## start SUPPLIED INFORMATION

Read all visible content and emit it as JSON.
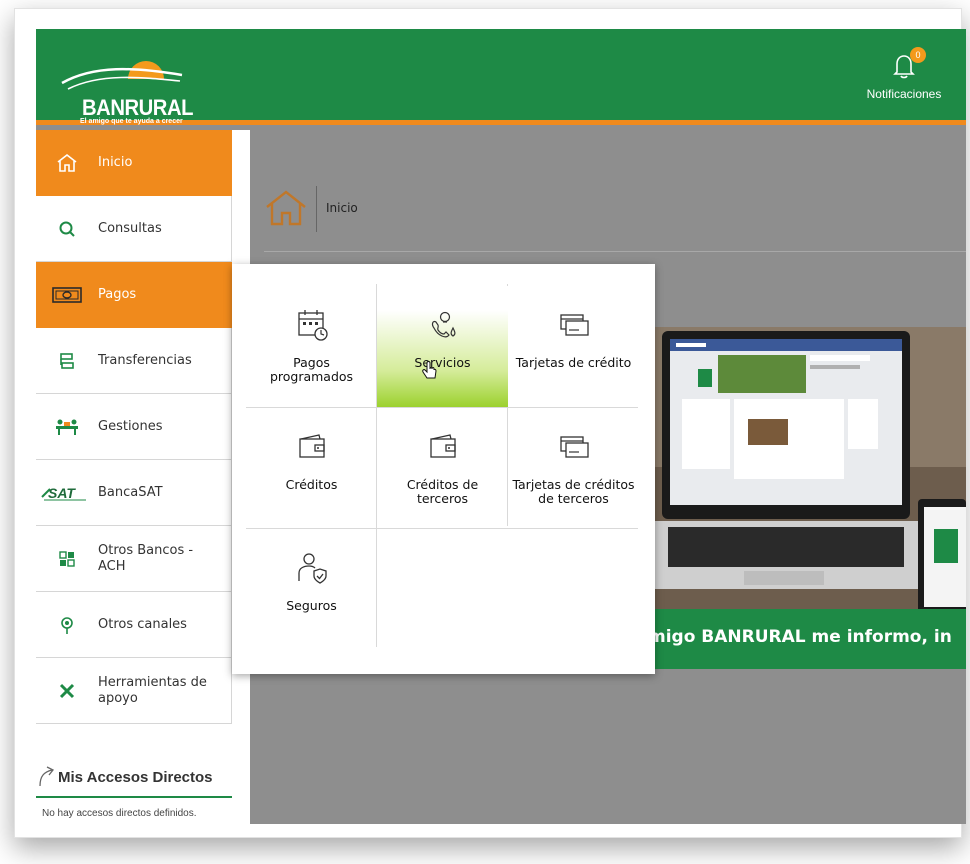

## end SUPPLIED INFORMATION
## start SUPPLIED INFORMATION

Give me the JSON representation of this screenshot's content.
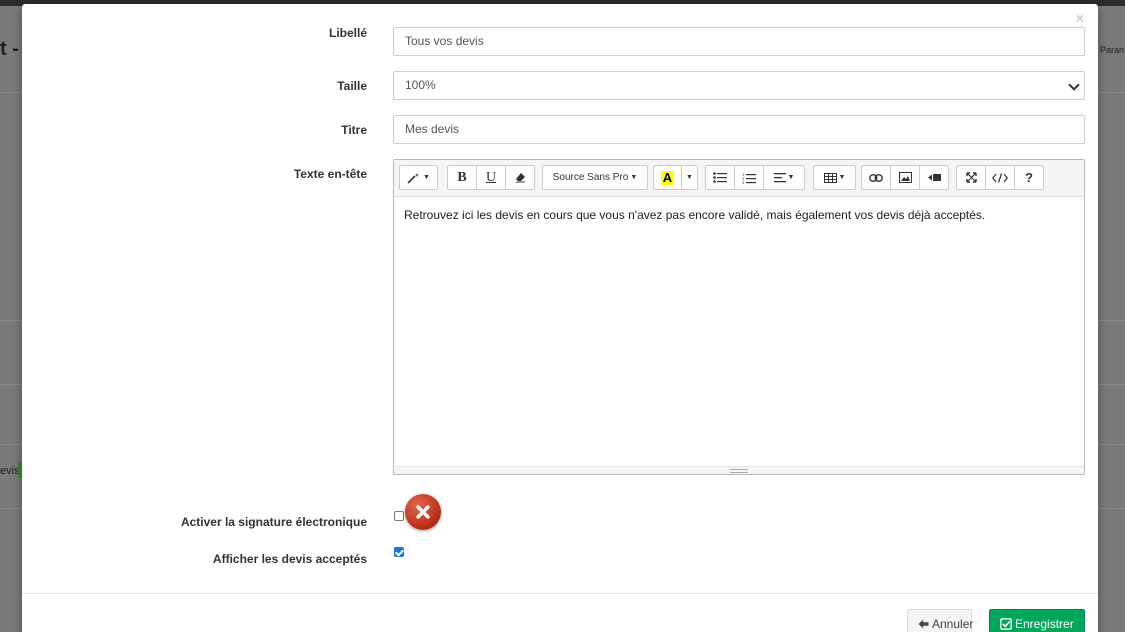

## end SUPPLIED INFORMATION
## start SUPPLIED INFORMATION

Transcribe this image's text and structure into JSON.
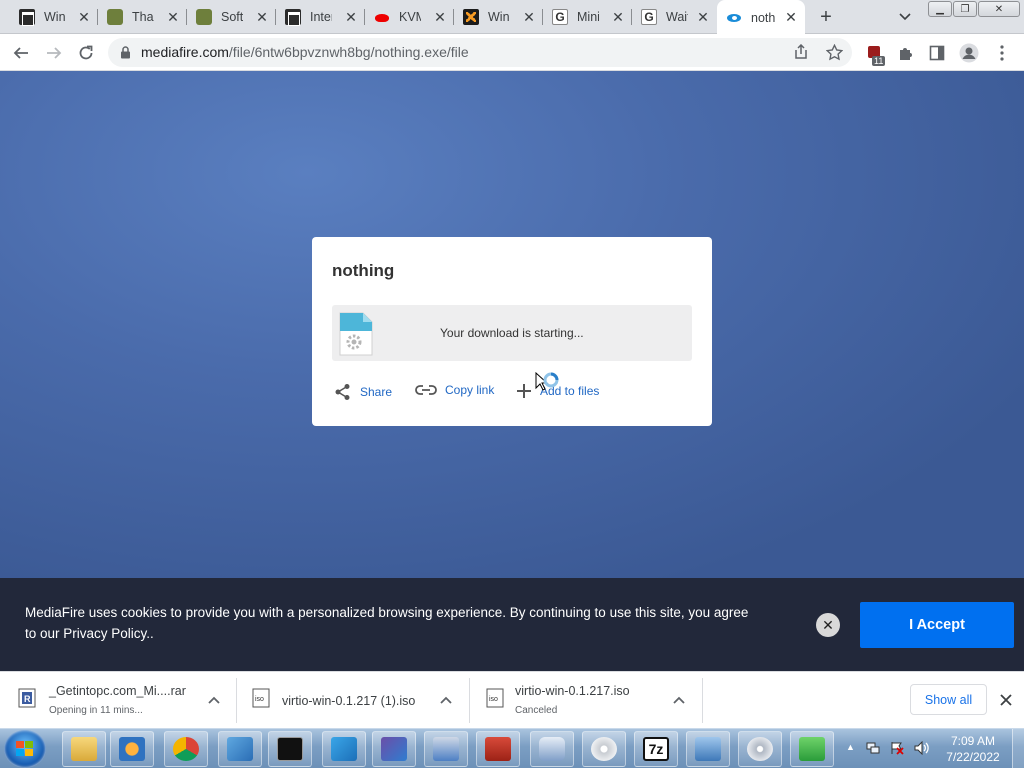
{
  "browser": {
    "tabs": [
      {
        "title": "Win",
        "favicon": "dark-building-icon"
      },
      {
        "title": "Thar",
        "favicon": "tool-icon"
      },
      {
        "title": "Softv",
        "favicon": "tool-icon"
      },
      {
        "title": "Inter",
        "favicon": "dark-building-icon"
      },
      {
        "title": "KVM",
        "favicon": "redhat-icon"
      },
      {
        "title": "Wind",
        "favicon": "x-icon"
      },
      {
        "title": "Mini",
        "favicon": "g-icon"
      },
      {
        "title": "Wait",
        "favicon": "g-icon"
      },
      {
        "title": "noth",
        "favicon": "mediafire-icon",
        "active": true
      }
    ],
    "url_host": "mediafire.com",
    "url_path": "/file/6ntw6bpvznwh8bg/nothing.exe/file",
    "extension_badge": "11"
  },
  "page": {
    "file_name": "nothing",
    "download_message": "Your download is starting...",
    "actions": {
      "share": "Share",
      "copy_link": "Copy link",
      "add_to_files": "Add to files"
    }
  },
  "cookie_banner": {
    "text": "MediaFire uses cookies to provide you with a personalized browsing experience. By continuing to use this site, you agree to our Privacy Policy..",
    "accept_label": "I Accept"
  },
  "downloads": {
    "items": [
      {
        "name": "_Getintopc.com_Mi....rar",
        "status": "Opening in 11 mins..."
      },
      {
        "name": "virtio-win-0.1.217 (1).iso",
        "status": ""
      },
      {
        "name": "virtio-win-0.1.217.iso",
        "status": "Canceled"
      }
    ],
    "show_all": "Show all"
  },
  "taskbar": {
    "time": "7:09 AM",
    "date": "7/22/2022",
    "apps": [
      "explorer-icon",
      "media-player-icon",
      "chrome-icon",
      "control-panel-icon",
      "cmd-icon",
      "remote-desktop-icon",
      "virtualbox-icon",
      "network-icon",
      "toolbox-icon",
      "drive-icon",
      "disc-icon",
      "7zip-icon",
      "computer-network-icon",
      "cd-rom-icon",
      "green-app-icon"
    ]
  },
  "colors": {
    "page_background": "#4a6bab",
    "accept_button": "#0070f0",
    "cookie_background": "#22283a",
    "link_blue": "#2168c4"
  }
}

## end SUPPLIED INFORMATION

[THE PROBLEM]
Go through the records and show every line with the string "content" in it.

[CORRECT RESULT]
Read all visible content and emit it as JSON.
Give me the JSON representation of this screenshot's content.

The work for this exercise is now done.